Exercise prompt:
Extract each line from the entries below that has the string "text" in it.

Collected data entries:
────────
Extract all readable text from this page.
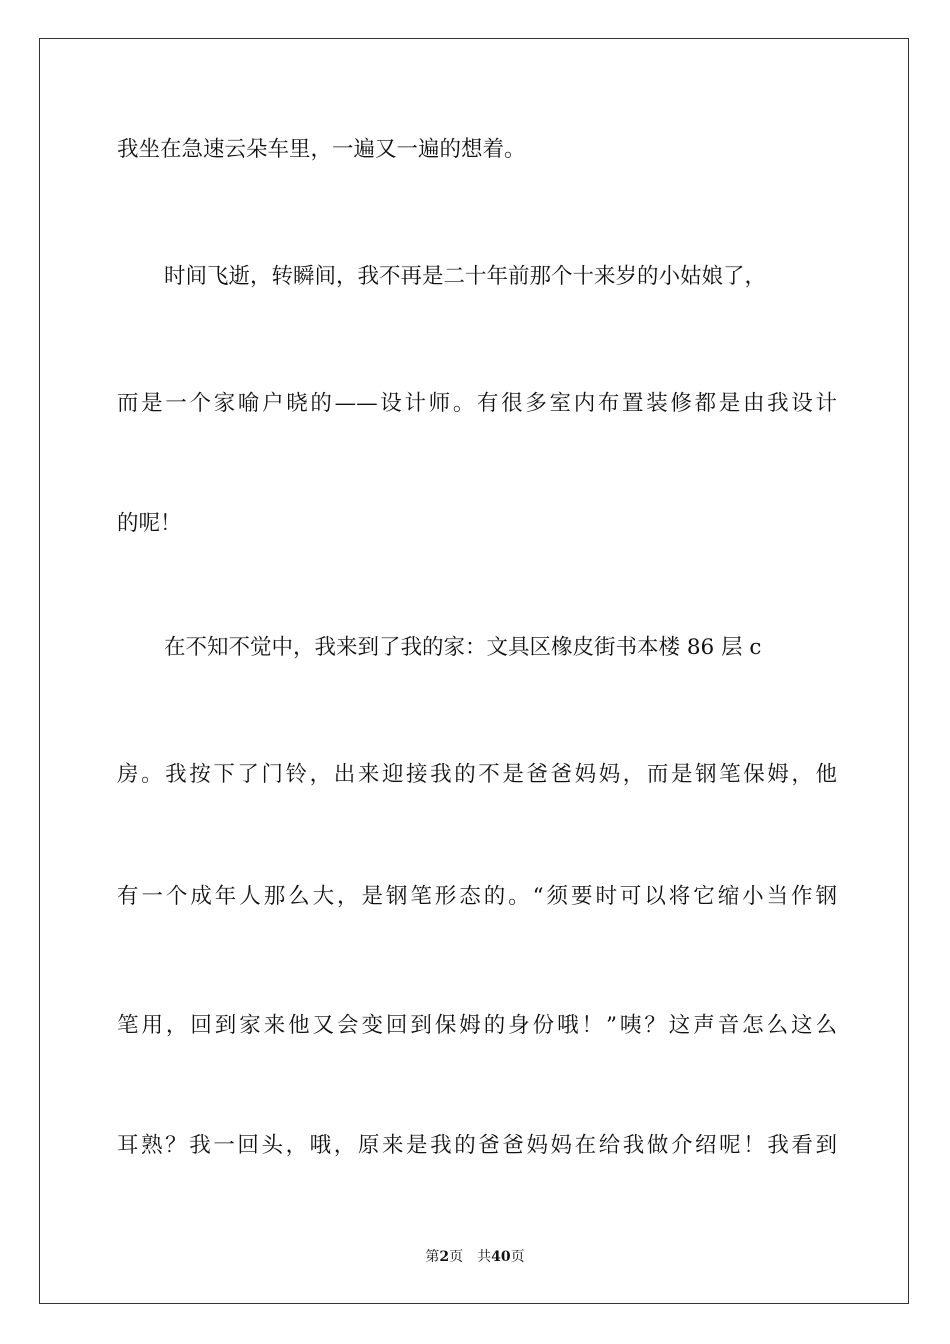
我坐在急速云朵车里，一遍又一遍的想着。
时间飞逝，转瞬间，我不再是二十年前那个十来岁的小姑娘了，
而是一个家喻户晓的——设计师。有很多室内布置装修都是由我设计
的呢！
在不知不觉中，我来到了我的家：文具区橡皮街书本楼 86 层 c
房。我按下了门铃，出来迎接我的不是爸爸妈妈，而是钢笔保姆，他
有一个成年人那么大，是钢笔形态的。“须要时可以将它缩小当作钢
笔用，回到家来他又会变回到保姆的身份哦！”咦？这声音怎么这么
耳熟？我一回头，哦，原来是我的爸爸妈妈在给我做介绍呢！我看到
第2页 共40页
────────
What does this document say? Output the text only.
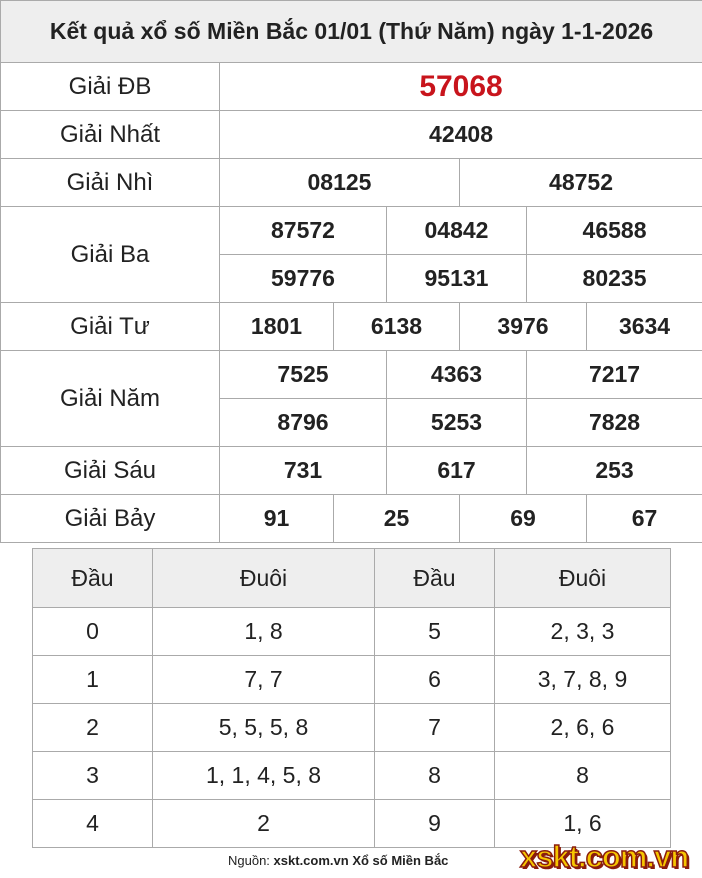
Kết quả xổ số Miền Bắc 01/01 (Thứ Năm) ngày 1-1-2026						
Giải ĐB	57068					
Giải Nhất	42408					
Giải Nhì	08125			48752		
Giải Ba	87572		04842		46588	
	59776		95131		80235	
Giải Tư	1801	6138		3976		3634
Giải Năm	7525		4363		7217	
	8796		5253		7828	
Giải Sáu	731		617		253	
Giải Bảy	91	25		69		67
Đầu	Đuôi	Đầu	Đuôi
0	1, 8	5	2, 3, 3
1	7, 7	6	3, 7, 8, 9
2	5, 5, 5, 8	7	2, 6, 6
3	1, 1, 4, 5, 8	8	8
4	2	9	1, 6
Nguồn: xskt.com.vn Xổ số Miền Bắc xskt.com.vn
────────
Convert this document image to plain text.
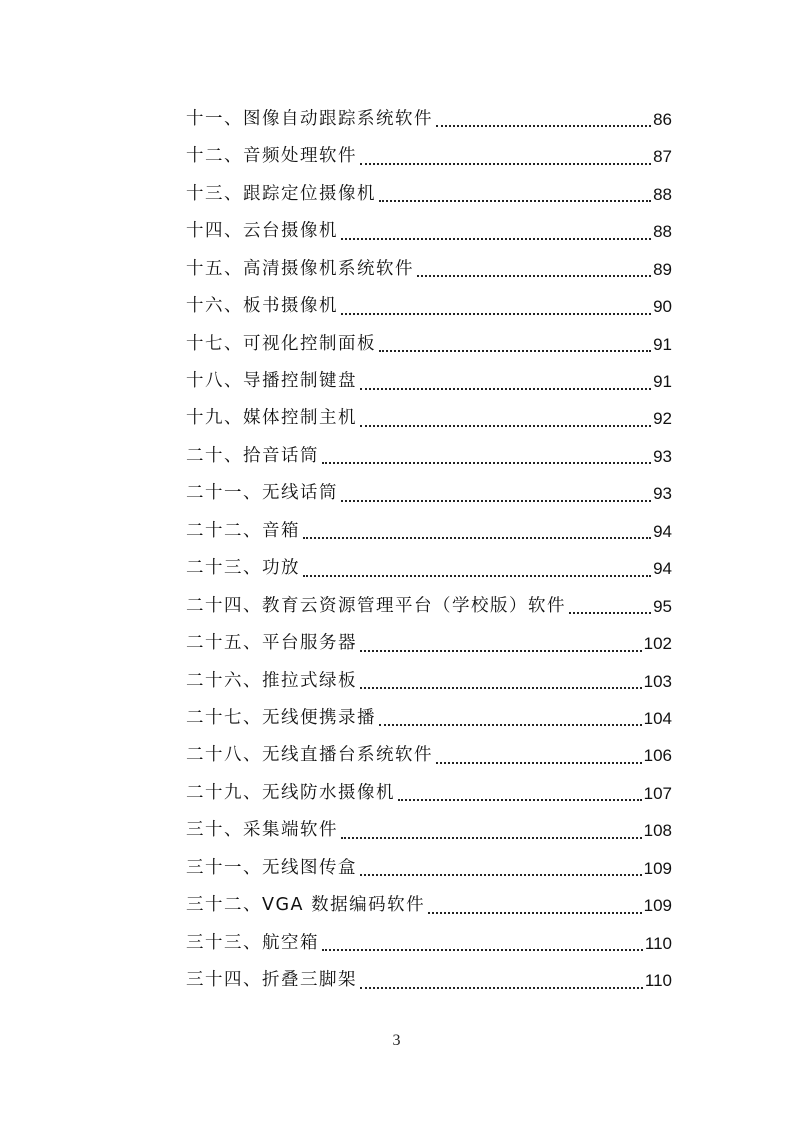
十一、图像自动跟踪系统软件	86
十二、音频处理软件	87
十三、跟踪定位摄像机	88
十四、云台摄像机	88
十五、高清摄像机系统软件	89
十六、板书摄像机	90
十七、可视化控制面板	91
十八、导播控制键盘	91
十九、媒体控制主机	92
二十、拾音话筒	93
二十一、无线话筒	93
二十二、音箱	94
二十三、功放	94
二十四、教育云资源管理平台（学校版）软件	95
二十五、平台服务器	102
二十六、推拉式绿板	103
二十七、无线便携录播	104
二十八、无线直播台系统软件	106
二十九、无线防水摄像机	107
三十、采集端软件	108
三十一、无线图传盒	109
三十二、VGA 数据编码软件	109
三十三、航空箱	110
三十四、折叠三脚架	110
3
────────
Response below:
Extract all readable text from this page.
What does this document say? Output the text only.
Convert this document image to plain text.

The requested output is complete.